* [EXERCISE AIM]: Return the listing word for word, as given.

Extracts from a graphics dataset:
- - - - -

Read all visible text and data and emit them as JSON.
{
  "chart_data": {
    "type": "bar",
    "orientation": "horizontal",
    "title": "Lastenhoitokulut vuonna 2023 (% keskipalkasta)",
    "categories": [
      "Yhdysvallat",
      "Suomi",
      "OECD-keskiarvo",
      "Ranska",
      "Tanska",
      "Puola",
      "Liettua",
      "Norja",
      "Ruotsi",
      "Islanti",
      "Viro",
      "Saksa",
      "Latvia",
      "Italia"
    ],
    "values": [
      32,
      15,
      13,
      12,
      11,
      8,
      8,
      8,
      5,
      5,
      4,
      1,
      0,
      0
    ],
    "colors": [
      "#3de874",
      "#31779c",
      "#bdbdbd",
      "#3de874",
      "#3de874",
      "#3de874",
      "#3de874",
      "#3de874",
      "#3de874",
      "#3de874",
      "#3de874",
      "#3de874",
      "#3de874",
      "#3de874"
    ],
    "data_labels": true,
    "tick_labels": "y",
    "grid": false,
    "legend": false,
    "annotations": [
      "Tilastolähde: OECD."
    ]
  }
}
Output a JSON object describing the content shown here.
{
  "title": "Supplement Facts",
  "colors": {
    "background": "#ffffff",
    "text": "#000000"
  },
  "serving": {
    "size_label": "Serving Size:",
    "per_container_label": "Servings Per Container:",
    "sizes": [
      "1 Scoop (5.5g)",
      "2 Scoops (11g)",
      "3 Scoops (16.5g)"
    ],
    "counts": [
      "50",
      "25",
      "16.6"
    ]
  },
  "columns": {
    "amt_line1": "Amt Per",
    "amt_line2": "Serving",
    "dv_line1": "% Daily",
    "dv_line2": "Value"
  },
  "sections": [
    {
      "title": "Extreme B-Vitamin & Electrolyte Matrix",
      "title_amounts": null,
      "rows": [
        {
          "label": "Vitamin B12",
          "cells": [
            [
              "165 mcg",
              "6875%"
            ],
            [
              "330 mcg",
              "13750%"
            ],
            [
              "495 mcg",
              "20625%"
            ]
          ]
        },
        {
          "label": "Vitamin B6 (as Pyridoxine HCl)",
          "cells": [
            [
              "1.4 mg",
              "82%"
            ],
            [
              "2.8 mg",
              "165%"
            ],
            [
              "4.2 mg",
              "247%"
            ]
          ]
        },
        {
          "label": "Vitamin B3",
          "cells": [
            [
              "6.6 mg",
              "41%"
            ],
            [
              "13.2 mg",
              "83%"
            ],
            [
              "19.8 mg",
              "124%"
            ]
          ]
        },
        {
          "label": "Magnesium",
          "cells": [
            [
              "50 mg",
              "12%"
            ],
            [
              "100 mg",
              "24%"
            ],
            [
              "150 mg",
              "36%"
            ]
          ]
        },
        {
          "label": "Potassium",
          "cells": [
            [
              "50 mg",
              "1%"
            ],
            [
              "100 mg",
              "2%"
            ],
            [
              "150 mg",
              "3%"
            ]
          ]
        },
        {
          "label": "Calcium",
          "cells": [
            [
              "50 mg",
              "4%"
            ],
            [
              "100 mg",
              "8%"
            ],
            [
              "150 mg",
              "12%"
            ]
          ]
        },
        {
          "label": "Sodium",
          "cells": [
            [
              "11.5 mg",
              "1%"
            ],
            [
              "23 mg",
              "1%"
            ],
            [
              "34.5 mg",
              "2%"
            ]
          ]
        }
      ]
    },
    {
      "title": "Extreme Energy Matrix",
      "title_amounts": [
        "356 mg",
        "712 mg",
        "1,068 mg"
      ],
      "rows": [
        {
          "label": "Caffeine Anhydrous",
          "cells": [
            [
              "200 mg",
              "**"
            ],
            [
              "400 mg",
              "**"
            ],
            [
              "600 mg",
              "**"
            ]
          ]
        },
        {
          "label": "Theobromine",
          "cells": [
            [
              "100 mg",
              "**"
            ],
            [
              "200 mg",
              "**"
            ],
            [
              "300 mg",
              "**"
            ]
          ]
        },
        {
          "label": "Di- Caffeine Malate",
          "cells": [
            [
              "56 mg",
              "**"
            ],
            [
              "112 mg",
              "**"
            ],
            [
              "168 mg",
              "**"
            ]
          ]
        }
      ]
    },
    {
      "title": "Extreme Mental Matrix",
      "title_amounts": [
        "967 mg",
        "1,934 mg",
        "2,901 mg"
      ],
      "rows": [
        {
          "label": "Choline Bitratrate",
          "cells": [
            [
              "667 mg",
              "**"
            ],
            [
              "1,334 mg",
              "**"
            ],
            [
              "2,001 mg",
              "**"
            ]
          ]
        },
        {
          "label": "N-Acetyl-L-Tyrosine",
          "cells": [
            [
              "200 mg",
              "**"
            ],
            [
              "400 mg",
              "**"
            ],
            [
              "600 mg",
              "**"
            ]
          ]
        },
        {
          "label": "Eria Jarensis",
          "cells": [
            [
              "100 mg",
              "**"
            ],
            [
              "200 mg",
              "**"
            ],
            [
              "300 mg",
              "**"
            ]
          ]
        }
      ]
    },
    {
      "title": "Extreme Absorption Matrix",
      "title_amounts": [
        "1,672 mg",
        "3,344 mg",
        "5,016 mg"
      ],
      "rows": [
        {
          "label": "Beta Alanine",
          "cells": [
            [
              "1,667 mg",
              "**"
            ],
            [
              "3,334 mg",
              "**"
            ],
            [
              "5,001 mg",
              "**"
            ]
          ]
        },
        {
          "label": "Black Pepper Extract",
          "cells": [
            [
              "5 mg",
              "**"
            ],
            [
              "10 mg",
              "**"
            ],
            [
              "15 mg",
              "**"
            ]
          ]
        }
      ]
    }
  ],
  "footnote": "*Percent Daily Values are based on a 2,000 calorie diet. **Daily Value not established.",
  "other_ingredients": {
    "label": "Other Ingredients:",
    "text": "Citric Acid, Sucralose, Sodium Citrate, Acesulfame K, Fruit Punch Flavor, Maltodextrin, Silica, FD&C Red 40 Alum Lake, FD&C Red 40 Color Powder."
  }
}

- - - - -

* [RESULT]:
Read all visible text and data and emit them as JSON.
{
  "chart_data": {
    "type": "bar",
    "orientation": "horizontal",
    "title": "Lastenhoitokulut vuonna 2023 (% keskipalkasta)",
    "categories": [
      "Yhdysvallat",
      "Suomi",
      "OECD-keskiarvo",
      "Ranska",
      "Tanska",
      "Puola",
      "Liettua",
      "Norja",
      "Ruotsi",
      "Islanti",
      "Viro",
      "Saksa",
      "Latvia",
      "Italia"
    ],
    "values": [
      32,
      15,
      13,
      12,
      11,
      8,
      8,
      8,
      5,
      5,
      4,
      1,
      0,
      0
    ],
    "colors": [
      "#3de874",
      "#31779c",
      "#bdbdbd",
      "#3de874",
      "#3de874",
      "#3de874",
      "#3de874",
      "#3de874",
      "#3de874",
      "#3de874",
      "#3de874",
      "#3de874",
      "#3de874",
      "#3de874"
    ],
    "data_labels": true,
    "tick_labels": "y",
    "grid": false,
    "legend": false,
    "annotations": [
      "Tilastolähde: OECD."
    ]
  }
}
Output a JSON object describing the content shown here.
{
  "title": "Supplement Facts",
  "colors": {
    "background": "#ffffff",
    "text": "#000000"
  },
  "serving": {
    "size_label": "Serving Size:",
    "per_container_label": "Servings Per Container:",
    "sizes": [
      "1 Scoop (5.5g)",
      "2 Scoops (11g)",
      "3 Scoops (16.5g)"
    ],
    "counts": [
      "50",
      "25",
      "16.6"
    ]
  },
  "columns": {
    "amt_line1": "Amt Per",
    "amt_line2": "Serving",
    "dv_line1": "% Daily",
    "dv_line2": "Value"
  },
  "sections": [
    {
      "title": "Extreme B-Vitamin & Electrolyte Matrix",
      "title_amounts": null,
      "rows": [
        {
          "label": "Vitamin B12",
          "cells": [
            [
              "165 mcg",
              "6875%"
            ],
            [
              "330 mcg",
              "13750%"
            ],
            [
              "495 mcg",
              "20625%"
            ]
          ]
        },
        {
          "label": "Vitamin B6 (as Pyridoxine HCl)",
          "cells": [
            [
              "1.4 mg",
              "82%"
            ],
            [
              "2.8 mg",
              "165%"
            ],
            [
              "4.2 mg",
              "247%"
            ]
          ]
        },
        {
          "label": "Vitamin B3",
          "cells": [
            [
              "6.6 mg",
              "41%"
            ],
            [
              "13.2 mg",
              "83%"
            ],
            [
              "19.8 mg",
              "124%"
            ]
          ]
        },
        {
          "label": "Magnesium",
          "cells": [
            [
              "50 mg",
              "12%"
            ],
            [
              "100 mg",
              "24%"
            ],
            [
              "150 mg",
              "36%"
            ]
          ]
        },
        {
          "label": "Potassium",
          "cells": [
            [
              "50 mg",
              "1%"
            ],
            [
              "100 mg",
              "2%"
            ],
            [
              "150 mg",
              "3%"
            ]
          ]
        },
        {
          "label": "Calcium",
          "cells": [
            [
              "50 mg",
              "4%"
            ],
            [
              "100 mg",
              "8%"
            ],
            [
              "150 mg",
              "12%"
            ]
          ]
        },
        {
          "label": "Sodium",
          "cells": [
            [
              "11.5 mg",
              "1%"
            ],
            [
              "23 mg",
              "1%"
            ],
            [
              "34.5 mg",
              "2%"
            ]
          ]
        }
      ]
    },
    {
      "title": "Extreme Energy Matrix",
      "title_amounts": [
        "356 mg",
        "712 mg",
        "1,068 mg"
      ],
      "rows": [
        {
          "label": "Caffeine Anhydrous",
          "cells": [
            [
              "200 mg",
              "**"
            ],
            [
              "400 mg",
              "**"
            ],
            [
              "600 mg",
              "**"
            ]
          ]
        },
        {
          "label": "Theobromine",
          "cells": [
            [
              "100 mg",
              "**"
            ],
            [
              "200 mg",
              "**"
            ],
            [
              "300 mg",
              "**"
            ]
          ]
        },
        {
          "label": "Di- Caffeine Malate",
          "cells": [
            [
              "56 mg",
              "**"
            ],
            [
              "112 mg",
              "**"
            ],
            [
              "168 mg",
              "**"
            ]
          ]
        }
      ]
    },
    {
      "title": "Extreme Mental Matrix",
      "title_amounts": [
        "967 mg",
        "1,934 mg",
        "2,901 mg"
      ],
      "rows": [
        {
          "label": "Choline Bitratrate",
          "cells": [
            [
              "667 mg",
              "**"
            ],
            [
              "1,334 mg",
              "**"
            ],
            [
              "2,001 mg",
              "**"
            ]
          ]
        },
        {
          "label": "N-Acetyl-L-Tyrosine",
          "cells": [
            [
              "200 mg",
              "**"
            ],
            [
              "400 mg",
              "**"
            ],
            [
              "600 mg",
              "**"
            ]
          ]
        },
        {
          "label": "Eria Jarensis",
          "cells": [
            [
              "100 mg",
              "**"
            ],
            [
              "200 mg",
              "**"
            ],
            [
              "300 mg",
              "**"
            ]
          ]
        }
      ]
    },
    {
      "title": "Extreme Absorption Matrix",
      "title_amounts": [
        "1,672 mg",
        "3,344 mg",
        "5,016 mg"
      ],
      "rows": [
        {
          "label": "Beta Alanine",
          "cells": [
            [
              "1,667 mg",
              "**"
            ],
            [
              "3,334 mg",
              "**"
            ],
            [
              "5,001 mg",
              "**"
            ]
          ]
        },
        {
          "label": "Black Pepper Extract",
          "cells": [
            [
              "5 mg",
              "**"
            ],
            [
              "10 mg",
              "**"
            ],
            [
              "15 mg",
              "**"
            ]
          ]
        }
      ]
    }
  ],
  "footnote": "*Percent Daily Values are based on a 2,000 calorie diet. **Daily Value not established.",
  "other_ingredients": {
    "label": "Other Ingredients:",
    "text": "Citric Acid, Sucralose, Sodium Citrate, Acesulfame K, Fruit Punch Flavor, Maltodextrin, Silica, FD&C Red 40 Alum Lake, FD&C Red 40 Color Powder."
  }
}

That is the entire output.